*Input*.

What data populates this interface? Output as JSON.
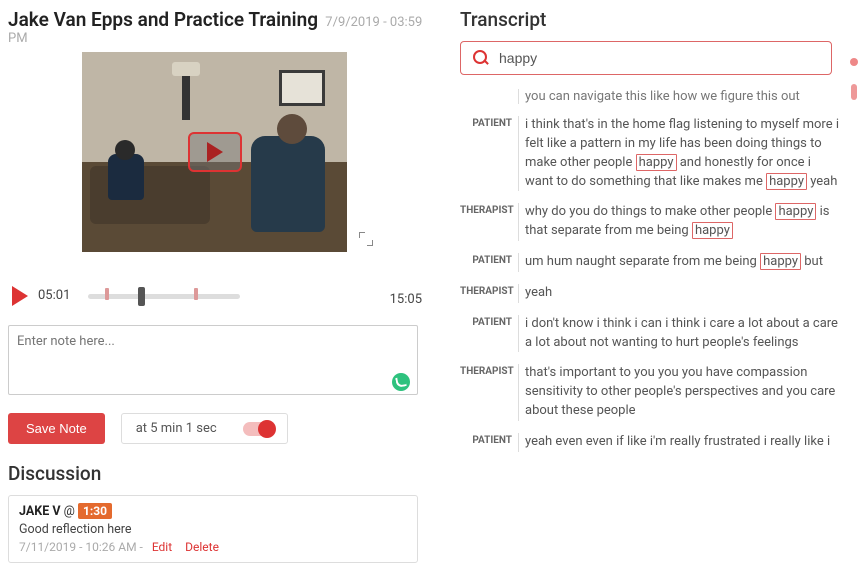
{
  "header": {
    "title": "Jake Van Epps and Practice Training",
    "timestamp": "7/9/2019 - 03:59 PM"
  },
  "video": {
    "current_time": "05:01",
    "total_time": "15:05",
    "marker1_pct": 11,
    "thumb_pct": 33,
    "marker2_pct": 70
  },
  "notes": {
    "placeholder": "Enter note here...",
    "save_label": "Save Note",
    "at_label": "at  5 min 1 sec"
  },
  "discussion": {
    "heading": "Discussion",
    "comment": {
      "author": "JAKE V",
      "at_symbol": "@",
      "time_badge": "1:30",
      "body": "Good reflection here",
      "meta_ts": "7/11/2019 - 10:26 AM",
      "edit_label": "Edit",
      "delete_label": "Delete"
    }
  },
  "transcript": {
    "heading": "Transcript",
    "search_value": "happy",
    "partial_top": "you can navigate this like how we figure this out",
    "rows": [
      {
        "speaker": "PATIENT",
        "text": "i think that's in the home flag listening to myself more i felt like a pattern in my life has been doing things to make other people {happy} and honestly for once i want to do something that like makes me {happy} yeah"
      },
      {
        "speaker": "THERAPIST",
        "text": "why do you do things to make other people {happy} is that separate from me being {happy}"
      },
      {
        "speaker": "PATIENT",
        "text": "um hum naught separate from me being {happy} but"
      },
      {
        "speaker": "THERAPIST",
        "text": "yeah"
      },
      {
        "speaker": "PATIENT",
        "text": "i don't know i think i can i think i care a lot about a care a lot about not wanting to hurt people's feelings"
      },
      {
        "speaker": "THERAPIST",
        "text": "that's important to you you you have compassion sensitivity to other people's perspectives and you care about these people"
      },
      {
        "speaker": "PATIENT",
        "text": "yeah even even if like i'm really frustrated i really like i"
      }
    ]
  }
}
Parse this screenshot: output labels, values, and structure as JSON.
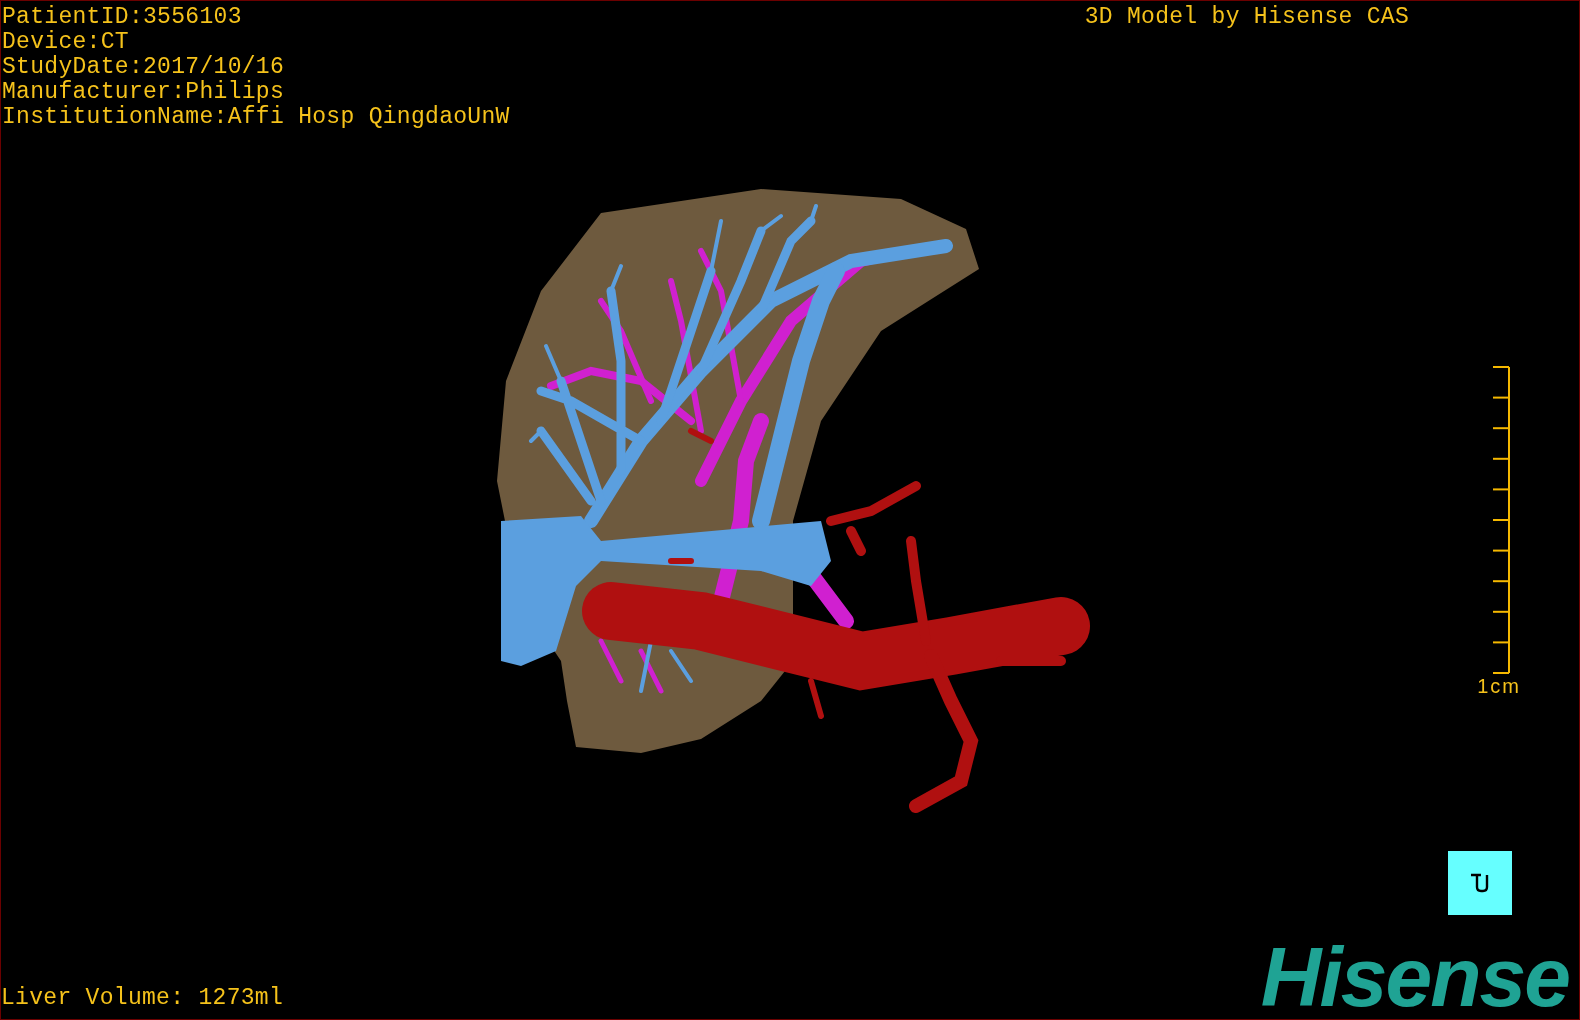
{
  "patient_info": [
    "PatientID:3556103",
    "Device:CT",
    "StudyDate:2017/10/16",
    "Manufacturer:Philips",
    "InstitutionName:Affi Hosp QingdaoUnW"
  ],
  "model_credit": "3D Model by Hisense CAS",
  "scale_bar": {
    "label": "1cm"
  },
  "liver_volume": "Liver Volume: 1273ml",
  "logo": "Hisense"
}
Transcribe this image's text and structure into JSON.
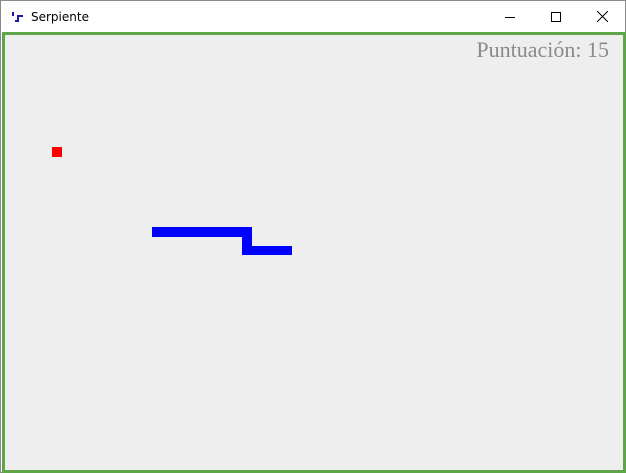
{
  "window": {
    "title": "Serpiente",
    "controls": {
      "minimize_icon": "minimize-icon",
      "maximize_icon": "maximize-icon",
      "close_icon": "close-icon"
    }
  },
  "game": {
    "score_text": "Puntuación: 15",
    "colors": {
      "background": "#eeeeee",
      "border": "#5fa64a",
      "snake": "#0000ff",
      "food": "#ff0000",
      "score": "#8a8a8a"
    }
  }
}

*Task requirements*. Retype the data above exactly; pictures are not part of the copy.

*Complete output*.
What data populates this interface? Output as JSON.
{
  "header": {
    "title": "Jake Van Epps and Practice Training",
    "timestamp": "7/9/2019 - 03:59 PM"
  },
  "video": {
    "current_time": "05:01",
    "total_time": "15:05",
    "marker1_pct": 11,
    "thumb_pct": 33,
    "marker2_pct": 70
  },
  "notes": {
    "placeholder": "Enter note here...",
    "save_label": "Save Note",
    "at_label": "at  5 min 1 sec"
  },
  "discussion": {
    "heading": "Discussion",
    "comment": {
      "author": "JAKE V",
      "at_symbol": "@",
      "time_badge": "1:30",
      "body": "Good reflection here",
      "meta_ts": "7/11/2019 - 10:26 AM",
      "edit_label": "Edit",
      "delete_label": "Delete"
    }
  },
  "transcript": {
    "heading": "Transcript",
    "search_value": "happy",
    "partial_top": "you can navigate this like how we figure this out",
    "rows": [
      {
        "speaker": "PATIENT",
        "text": "i think that's in the home flag listening to myself more i felt like a pattern in my life has been doing things to make other people {happy} and honestly for once i want to do something that like makes me {happy} yeah"
      },
      {
        "speaker": "THERAPIST",
        "text": "why do you do things to make other people {happy} is that separate from me being {happy}"
      },
      {
        "speaker": "PATIENT",
        "text": "um hum naught separate from me being {happy} but"
      },
      {
        "speaker": "THERAPIST",
        "text": "yeah"
      },
      {
        "speaker": "PATIENT",
        "text": "i don't know i think i can i think i care a lot about a care a lot about not wanting to hurt people's feelings"
      },
      {
        "speaker": "THERAPIST",
        "text": "that's important to you you you have compassion sensitivity to other people's perspectives and you care about these people"
      },
      {
        "speaker": "PATIENT",
        "text": "yeah even even if like i'm really frustrated i really like i"
      }
    ]
  }
}
Parse this screenshot: output labels, values, and structure as JSON.
{
  "patient_info": [
    "PatientID:3556103",
    "Device:CT",
    "StudyDate:2017/10/16",
    "Manufacturer:Philips",
    "InstitutionName:Affi Hosp QingdaoUnW"
  ],
  "model_credit": "3D Model by Hisense CAS",
  "scale_bar": {
    "label": "1cm"
  },
  "liver_volume": "Liver Volume: 1273ml",
  "logo": "Hisense"
}
Transcribe this image's text and structure into JSON.
{
  "window": {
    "title": "Serpiente",
    "controls": {
      "minimize_icon": "minimize-icon",
      "maximize_icon": "maximize-icon",
      "close_icon": "close-icon"
    }
  },
  "game": {
    "score_text": "Puntuación: 15",
    "colors": {
      "background": "#eeeeee",
      "border": "#5fa64a",
      "snake": "#0000ff",
      "food": "#ff0000",
      "score": "#8a8a8a"
    }
  }
}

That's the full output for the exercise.